Problem to solve:
Where a line of the material contains the string "color", copy that line.

Data provided:
——

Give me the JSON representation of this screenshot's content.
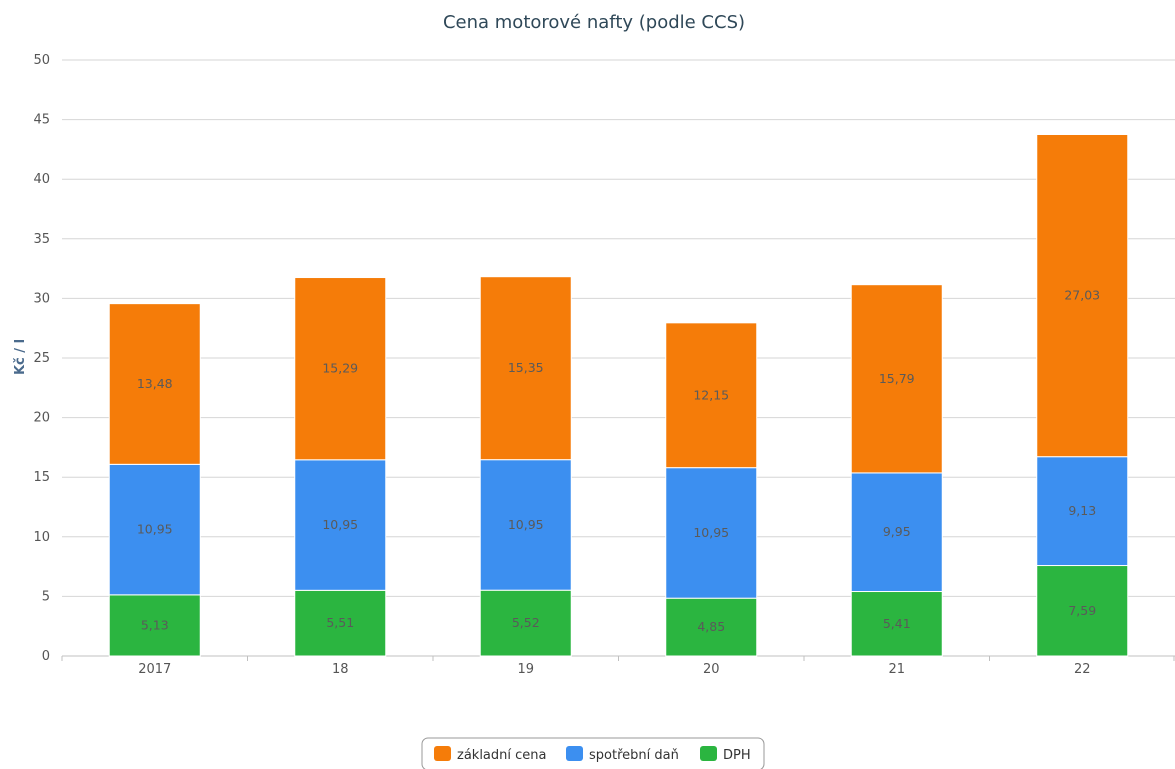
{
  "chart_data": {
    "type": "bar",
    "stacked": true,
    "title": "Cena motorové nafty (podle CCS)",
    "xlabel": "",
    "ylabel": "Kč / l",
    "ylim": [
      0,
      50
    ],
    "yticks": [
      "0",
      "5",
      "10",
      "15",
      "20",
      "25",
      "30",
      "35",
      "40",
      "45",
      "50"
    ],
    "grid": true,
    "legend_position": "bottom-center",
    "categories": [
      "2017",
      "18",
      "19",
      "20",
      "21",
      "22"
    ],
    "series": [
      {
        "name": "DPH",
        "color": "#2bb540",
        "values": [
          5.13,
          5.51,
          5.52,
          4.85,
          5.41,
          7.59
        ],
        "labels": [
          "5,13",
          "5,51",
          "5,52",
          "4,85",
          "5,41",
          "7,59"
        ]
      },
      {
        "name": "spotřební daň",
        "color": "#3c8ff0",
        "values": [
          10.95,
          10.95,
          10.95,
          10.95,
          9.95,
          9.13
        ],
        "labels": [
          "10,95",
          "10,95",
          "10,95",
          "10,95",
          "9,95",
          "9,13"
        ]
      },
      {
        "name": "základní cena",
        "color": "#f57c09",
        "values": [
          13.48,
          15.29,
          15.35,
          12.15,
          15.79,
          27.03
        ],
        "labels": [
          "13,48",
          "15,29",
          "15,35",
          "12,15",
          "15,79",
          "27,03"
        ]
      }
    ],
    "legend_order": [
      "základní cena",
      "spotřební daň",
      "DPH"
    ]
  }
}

——

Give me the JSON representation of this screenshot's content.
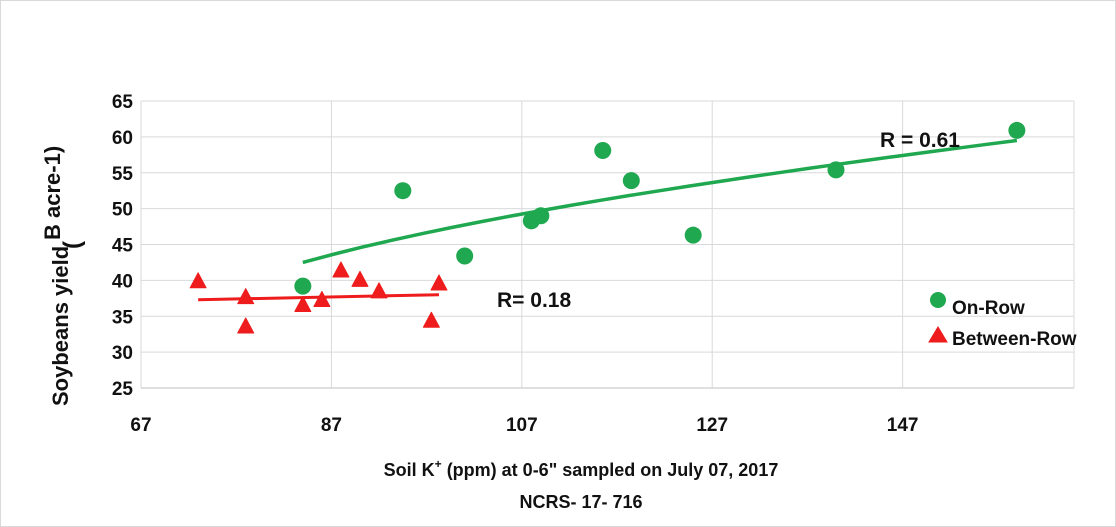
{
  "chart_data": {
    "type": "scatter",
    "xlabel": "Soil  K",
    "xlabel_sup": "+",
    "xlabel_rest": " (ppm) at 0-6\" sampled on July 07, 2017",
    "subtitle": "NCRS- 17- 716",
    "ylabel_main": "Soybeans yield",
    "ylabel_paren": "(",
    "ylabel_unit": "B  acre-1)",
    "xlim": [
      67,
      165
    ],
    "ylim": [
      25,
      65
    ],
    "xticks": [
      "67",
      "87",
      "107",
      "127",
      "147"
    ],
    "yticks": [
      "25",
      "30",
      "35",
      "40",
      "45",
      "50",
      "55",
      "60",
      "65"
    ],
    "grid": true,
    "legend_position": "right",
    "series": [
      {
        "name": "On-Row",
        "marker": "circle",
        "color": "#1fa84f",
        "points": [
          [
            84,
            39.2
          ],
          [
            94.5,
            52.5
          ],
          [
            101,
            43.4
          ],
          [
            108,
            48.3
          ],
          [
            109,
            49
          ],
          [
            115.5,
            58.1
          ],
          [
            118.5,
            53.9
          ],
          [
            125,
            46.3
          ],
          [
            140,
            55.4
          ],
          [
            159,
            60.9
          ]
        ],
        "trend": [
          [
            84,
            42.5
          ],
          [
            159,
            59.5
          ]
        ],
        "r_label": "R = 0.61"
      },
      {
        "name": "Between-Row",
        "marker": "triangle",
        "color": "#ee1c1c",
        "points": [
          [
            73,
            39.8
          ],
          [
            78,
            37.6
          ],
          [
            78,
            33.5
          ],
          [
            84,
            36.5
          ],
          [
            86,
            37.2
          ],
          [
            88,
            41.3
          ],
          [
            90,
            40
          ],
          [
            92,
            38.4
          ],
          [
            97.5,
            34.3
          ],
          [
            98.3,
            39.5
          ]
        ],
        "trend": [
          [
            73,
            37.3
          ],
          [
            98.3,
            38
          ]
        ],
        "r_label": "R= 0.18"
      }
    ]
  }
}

——

Task response:
        "color": "#2bb540",
        "color": "#3c8ff0",
        "color": "#f57c09",
        "color": "#1fa84f",
        "color": "#ee1c1c",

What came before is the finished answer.